Write out all of the data exactly as it appears.

**** Data ****

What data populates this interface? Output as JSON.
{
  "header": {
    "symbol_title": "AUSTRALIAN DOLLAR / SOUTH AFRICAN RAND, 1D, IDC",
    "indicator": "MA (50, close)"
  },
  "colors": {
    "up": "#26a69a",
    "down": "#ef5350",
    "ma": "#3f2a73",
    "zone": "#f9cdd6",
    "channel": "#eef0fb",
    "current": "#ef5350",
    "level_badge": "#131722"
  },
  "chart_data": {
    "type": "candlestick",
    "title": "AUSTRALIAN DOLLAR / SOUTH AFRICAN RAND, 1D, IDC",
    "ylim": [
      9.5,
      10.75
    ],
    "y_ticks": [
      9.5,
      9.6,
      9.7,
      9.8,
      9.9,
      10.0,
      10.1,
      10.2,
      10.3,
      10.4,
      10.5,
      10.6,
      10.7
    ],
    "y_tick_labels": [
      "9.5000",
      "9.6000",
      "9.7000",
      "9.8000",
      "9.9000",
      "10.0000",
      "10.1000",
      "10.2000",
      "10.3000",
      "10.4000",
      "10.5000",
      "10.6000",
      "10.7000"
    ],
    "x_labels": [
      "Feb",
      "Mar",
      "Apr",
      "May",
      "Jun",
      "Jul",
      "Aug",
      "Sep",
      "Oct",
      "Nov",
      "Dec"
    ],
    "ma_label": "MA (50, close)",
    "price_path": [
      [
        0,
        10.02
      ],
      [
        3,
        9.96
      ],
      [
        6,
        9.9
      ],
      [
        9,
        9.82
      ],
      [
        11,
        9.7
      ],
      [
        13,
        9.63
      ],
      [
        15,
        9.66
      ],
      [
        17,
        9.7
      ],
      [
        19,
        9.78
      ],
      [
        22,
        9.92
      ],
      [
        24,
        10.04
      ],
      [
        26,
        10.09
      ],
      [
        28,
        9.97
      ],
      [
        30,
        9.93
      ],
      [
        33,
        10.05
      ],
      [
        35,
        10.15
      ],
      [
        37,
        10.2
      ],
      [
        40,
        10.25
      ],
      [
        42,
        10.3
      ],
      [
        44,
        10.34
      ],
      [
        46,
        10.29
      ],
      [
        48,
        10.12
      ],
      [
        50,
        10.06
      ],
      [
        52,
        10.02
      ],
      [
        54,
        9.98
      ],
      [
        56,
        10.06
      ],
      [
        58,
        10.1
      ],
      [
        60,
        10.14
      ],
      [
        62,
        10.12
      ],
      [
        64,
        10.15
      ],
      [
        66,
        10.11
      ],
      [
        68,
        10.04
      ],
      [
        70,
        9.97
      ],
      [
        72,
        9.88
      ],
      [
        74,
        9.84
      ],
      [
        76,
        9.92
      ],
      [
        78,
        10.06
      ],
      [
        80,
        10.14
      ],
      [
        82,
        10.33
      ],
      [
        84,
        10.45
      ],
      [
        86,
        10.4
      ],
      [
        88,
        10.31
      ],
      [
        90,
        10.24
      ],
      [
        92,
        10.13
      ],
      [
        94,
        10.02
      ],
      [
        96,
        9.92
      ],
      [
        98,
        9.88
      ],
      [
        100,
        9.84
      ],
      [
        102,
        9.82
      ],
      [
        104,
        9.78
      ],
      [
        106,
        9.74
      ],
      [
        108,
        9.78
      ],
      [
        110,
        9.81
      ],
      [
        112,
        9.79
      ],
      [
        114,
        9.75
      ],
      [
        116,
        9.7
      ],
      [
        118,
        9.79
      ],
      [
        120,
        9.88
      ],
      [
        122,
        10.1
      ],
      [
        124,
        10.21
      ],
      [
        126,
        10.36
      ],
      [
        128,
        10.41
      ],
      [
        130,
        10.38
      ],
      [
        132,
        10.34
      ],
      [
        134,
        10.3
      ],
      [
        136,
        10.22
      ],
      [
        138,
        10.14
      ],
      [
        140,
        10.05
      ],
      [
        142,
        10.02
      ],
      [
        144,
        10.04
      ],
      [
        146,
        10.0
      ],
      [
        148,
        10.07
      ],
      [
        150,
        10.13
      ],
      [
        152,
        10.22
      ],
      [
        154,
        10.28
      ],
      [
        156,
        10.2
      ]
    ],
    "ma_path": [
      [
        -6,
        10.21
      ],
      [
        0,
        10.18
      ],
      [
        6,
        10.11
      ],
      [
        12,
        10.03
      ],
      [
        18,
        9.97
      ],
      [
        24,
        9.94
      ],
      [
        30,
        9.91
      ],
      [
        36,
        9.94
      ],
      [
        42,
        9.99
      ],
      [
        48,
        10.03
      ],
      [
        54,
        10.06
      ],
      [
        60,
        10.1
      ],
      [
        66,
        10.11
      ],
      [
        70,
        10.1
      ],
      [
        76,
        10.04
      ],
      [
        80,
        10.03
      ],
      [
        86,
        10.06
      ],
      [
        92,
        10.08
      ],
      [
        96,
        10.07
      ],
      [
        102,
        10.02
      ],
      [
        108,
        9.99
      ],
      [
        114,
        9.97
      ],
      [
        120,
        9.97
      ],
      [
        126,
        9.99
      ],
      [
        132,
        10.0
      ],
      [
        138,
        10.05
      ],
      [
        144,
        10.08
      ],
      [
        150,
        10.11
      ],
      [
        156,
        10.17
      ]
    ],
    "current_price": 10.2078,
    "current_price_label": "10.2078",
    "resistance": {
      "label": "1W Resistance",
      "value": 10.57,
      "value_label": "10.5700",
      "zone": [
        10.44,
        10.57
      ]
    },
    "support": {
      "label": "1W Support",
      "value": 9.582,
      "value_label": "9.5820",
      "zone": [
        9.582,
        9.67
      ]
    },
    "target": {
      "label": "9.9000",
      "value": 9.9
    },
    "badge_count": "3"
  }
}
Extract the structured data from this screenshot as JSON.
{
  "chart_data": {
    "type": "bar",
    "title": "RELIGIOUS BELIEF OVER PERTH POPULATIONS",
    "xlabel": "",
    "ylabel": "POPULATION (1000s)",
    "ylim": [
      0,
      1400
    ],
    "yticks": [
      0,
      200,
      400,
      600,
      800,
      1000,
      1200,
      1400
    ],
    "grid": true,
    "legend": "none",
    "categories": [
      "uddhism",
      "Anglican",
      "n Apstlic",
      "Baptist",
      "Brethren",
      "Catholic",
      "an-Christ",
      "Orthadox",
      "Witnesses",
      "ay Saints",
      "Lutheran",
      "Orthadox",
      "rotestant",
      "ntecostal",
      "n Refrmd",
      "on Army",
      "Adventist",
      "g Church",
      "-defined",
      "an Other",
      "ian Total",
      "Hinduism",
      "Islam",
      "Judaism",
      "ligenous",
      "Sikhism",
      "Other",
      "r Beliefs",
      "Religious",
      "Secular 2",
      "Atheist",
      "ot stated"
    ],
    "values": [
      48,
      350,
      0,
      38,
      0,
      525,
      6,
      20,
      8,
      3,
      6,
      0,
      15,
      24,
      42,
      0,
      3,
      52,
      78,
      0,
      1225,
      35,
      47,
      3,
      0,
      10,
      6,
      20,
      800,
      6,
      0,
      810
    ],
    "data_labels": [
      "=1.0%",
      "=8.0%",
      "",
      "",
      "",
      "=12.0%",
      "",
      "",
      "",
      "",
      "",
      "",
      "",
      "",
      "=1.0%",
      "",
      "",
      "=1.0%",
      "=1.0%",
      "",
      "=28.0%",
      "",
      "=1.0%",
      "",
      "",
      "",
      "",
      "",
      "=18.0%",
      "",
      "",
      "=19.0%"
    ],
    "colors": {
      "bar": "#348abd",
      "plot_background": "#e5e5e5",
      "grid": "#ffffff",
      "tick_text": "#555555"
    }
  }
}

****

__Answer to this exercise__:
What data populates this interface? Output as JSON.
{
  "header": {
    "symbol_title": "AUSTRALIAN DOLLAR / SOUTH AFRICAN RAND, 1D, IDC",
    "indicator": "MA (50, close)"
  },
  "colors": {
    "up": "#26a69a",
    "down": "#ef5350",
    "ma": "#3f2a73",
    "zone": "#f9cdd6",
    "channel": "#eef0fb",
    "current": "#ef5350",
    "level_badge": "#131722"
  },
  "chart_data": {
    "type": "candlestick",
    "title": "AUSTRALIAN DOLLAR / SOUTH AFRICAN RAND, 1D, IDC",
    "ylim": [
      9.5,
      10.75
    ],
    "y_ticks": [
      9.5,
      9.6,
      9.7,
      9.8,
      9.9,
      10.0,
      10.1,
      10.2,
      10.3,
      10.4,
      10.5,
      10.6,
      10.7
    ],
    "y_tick_labels": [
      "9.5000",
      "9.6000",
      "9.7000",
      "9.8000",
      "9.9000",
      "10.0000",
      "10.1000",
      "10.2000",
      "10.3000",
      "10.4000",
      "10.5000",
      "10.6000",
      "10.7000"
    ],
    "x_labels": [
      "Feb",
      "Mar",
      "Apr",
      "May",
      "Jun",
      "Jul",
      "Aug",
      "Sep",
      "Oct",
      "Nov",
      "Dec"
    ],
    "ma_label": "MA (50, close)",
    "price_path": [
      [
        0,
        10.02
      ],
      [
        3,
        9.96
      ],
      [
        6,
        9.9
      ],
      [
        9,
        9.82
      ],
      [
        11,
        9.7
      ],
      [
        13,
        9.63
      ],
      [
        15,
        9.66
      ],
      [
        17,
        9.7
      ],
      [
        19,
        9.78
      ],
      [
        22,
        9.92
      ],
      [
        24,
        10.04
      ],
      [
        26,
        10.09
      ],
      [
        28,
        9.97
      ],
      [
        30,
        9.93
      ],
      [
        33,
        10.05
      ],
      [
        35,
        10.15
      ],
      [
        37,
        10.2
      ],
      [
        40,
        10.25
      ],
      [
        42,
        10.3
      ],
      [
        44,
        10.34
      ],
      [
        46,
        10.29
      ],
      [
        48,
        10.12
      ],
      [
        50,
        10.06
      ],
      [
        52,
        10.02
      ],
      [
        54,
        9.98
      ],
      [
        56,
        10.06
      ],
      [
        58,
        10.1
      ],
      [
        60,
        10.14
      ],
      [
        62,
        10.12
      ],
      [
        64,
        10.15
      ],
      [
        66,
        10.11
      ],
      [
        68,
        10.04
      ],
      [
        70,
        9.97
      ],
      [
        72,
        9.88
      ],
      [
        74,
        9.84
      ],
      [
        76,
        9.92
      ],
      [
        78,
        10.06
      ],
      [
        80,
        10.14
      ],
      [
        82,
        10.33
      ],
      [
        84,
        10.45
      ],
      [
        86,
        10.4
      ],
      [
        88,
        10.31
      ],
      [
        90,
        10.24
      ],
      [
        92,
        10.13
      ],
      [
        94,
        10.02
      ],
      [
        96,
        9.92
      ],
      [
        98,
        9.88
      ],
      [
        100,
        9.84
      ],
      [
        102,
        9.82
      ],
      [
        104,
        9.78
      ],
      [
        106,
        9.74
      ],
      [
        108,
        9.78
      ],
      [
        110,
        9.81
      ],
      [
        112,
        9.79
      ],
      [
        114,
        9.75
      ],
      [
        116,
        9.7
      ],
      [
        118,
        9.79
      ],
      [
        120,
        9.88
      ],
      [
        122,
        10.1
      ],
      [
        124,
        10.21
      ],
      [
        126,
        10.36
      ],
      [
        128,
        10.41
      ],
      [
        130,
        10.38
      ],
      [
        132,
        10.34
      ],
      [
        134,
        10.3
      ],
      [
        136,
        10.22
      ],
      [
        138,
        10.14
      ],
      [
        140,
        10.05
      ],
      [
        142,
        10.02
      ],
      [
        144,
        10.04
      ],
      [
        146,
        10.0
      ],
      [
        148,
        10.07
      ],
      [
        150,
        10.13
      ],
      [
        152,
        10.22
      ],
      [
        154,
        10.28
      ],
      [
        156,
        10.2
      ]
    ],
    "ma_path": [
      [
        -6,
        10.21
      ],
      [
        0,
        10.18
      ],
      [
        6,
        10.11
      ],
      [
        12,
        10.03
      ],
      [
        18,
        9.97
      ],
      [
        24,
        9.94
      ],
      [
        30,
        9.91
      ],
      [
        36,
        9.94
      ],
      [
        42,
        9.99
      ],
      [
        48,
        10.03
      ],
      [
        54,
        10.06
      ],
      [
        60,
        10.1
      ],
      [
        66,
        10.11
      ],
      [
        70,
        10.1
      ],
      [
        76,
        10.04
      ],
      [
        80,
        10.03
      ],
      [
        86,
        10.06
      ],
      [
        92,
        10.08
      ],
      [
        96,
        10.07
      ],
      [
        102,
        10.02
      ],
      [
        108,
        9.99
      ],
      [
        114,
        9.97
      ],
      [
        120,
        9.97
      ],
      [
        126,
        9.99
      ],
      [
        132,
        10.0
      ],
      [
        138,
        10.05
      ],
      [
        144,
        10.08
      ],
      [
        150,
        10.11
      ],
      [
        156,
        10.17
      ]
    ],
    "current_price": 10.2078,
    "current_price_label": "10.2078",
    "resistance": {
      "label": "1W Resistance",
      "value": 10.57,
      "value_label": "10.5700",
      "zone": [
        10.44,
        10.57
      ]
    },
    "support": {
      "label": "1W Support",
      "value": 9.582,
      "value_label": "9.5820",
      "zone": [
        9.582,
        9.67
      ]
    },
    "target": {
      "label": "9.9000",
      "value": 9.9
    },
    "badge_count": "3"
  }
}
Extract the structured data from this screenshot as JSON.
{
  "chart_data": {
    "type": "bar",
    "title": "RELIGIOUS BELIEF OVER PERTH POPULATIONS",
    "xlabel": "",
    "ylabel": "POPULATION (1000s)",
    "ylim": [
      0,
      1400
    ],
    "yticks": [
      0,
      200,
      400,
      600,
      800,
      1000,
      1200,
      1400
    ],
    "grid": true,
    "legend": "none",
    "categories": [
      "uddhism",
      "Anglican",
      "n Apstlic",
      "Baptist",
      "Brethren",
      "Catholic",
      "an-Christ",
      "Orthadox",
      "Witnesses",
      "ay Saints",
      "Lutheran",
      "Orthadox",
      "rotestant",
      "ntecostal",
      "n Refrmd",
      "on Army",
      "Adventist",
      "g Church",
      "-defined",
      "an Other",
      "ian Total",
      "Hinduism",
      "Islam",
      "Judaism",
      "ligenous",
      "Sikhism",
      "Other",
      "r Beliefs",
      "Religious",
      "Secular 2",
      "Atheist",
      "ot stated"
    ],
    "values": [
      48,
      350,
      0,
      38,
      0,
      525,
      6,
      20,
      8,
      3,
      6,
      0,
      15,
      24,
      42,
      0,
      3,
      52,
      78,
      0,
      1225,
      35,
      47,
      3,
      0,
      10,
      6,
      20,
      800,
      6,
      0,
      810
    ],
    "data_labels": [
      "=1.0%",
      "=8.0%",
      "",
      "",
      "",
      "=12.0%",
      "",
      "",
      "",
      "",
      "",
      "",
      "",
      "",
      "=1.0%",
      "",
      "",
      "=1.0%",
      "=1.0%",
      "",
      "=28.0%",
      "",
      "=1.0%",
      "",
      "",
      "",
      "",
      "",
      "=18.0%",
      "",
      "",
      "=19.0%"
    ],
    "colors": {
      "bar": "#348abd",
      "plot_background": "#e5e5e5",
      "grid": "#ffffff",
      "tick_text": "#555555"
    }
  }
}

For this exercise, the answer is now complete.